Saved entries
****************************************

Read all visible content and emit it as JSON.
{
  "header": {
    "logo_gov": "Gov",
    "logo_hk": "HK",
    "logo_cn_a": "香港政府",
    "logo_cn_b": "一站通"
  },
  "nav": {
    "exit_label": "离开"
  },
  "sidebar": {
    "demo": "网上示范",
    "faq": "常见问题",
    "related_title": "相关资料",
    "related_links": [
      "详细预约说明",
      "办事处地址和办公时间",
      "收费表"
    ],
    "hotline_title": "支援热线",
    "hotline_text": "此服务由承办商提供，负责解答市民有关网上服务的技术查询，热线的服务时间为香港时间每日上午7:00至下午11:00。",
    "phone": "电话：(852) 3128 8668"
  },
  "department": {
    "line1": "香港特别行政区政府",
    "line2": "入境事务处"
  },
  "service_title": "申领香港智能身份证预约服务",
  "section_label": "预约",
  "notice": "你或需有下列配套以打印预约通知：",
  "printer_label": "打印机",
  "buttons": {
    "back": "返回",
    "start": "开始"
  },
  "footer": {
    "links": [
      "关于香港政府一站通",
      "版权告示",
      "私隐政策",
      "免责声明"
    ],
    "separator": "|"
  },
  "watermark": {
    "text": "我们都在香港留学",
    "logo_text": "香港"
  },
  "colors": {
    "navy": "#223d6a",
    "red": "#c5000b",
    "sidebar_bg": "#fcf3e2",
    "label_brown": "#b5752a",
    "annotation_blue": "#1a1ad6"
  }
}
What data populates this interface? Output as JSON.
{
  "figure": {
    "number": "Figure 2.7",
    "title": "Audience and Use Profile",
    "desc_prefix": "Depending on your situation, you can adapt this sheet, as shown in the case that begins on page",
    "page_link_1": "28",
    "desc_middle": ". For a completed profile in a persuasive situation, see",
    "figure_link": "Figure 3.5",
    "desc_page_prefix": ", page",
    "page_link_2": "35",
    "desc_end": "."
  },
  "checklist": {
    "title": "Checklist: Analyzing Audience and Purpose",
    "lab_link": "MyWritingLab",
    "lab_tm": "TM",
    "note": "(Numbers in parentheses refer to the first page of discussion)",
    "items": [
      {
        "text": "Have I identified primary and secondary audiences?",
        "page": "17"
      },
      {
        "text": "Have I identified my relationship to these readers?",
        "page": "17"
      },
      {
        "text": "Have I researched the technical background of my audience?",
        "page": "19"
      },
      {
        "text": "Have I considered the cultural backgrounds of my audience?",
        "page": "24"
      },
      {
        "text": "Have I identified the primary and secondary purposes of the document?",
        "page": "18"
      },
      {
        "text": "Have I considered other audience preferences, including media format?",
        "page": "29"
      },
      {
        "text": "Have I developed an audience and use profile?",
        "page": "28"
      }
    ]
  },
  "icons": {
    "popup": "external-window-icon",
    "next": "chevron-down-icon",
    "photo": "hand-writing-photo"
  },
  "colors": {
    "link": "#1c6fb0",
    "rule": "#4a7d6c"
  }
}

****************************************

Given task
Only a number is wanted: how many lines of the material include the word "JSON".

Task output
2